Stated goal - Search the material below for the word "proof". Copy every line that has it.

——

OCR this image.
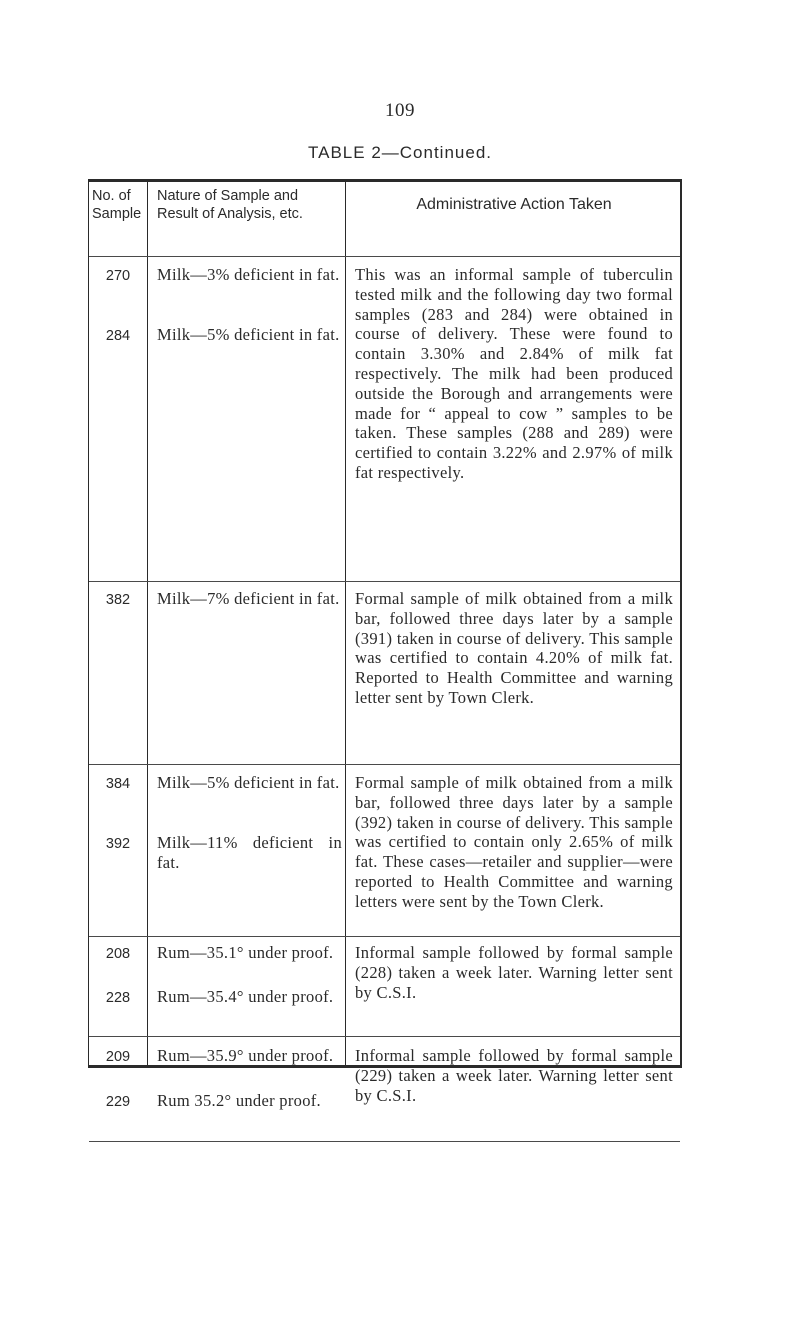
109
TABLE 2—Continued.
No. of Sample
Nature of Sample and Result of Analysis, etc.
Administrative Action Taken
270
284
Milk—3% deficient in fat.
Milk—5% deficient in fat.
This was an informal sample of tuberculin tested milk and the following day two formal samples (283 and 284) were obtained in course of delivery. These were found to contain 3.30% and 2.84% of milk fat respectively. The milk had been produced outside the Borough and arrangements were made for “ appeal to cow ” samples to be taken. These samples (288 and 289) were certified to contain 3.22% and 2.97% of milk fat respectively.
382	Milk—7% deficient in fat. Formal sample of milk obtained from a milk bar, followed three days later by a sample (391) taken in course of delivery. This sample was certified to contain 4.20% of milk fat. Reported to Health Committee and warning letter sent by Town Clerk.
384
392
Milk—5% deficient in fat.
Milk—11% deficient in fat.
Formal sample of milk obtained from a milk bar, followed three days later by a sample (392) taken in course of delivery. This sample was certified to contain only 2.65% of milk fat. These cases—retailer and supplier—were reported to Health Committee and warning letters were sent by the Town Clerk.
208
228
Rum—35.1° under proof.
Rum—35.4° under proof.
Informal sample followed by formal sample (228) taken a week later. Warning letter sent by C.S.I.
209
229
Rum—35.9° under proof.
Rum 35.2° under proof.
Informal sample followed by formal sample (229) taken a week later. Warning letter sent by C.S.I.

——

Complete output -
Rum—35.1° under proof.
Rum—35.4° under proof.
Rum—35.9° under proof.
Rum 35.2° under proof.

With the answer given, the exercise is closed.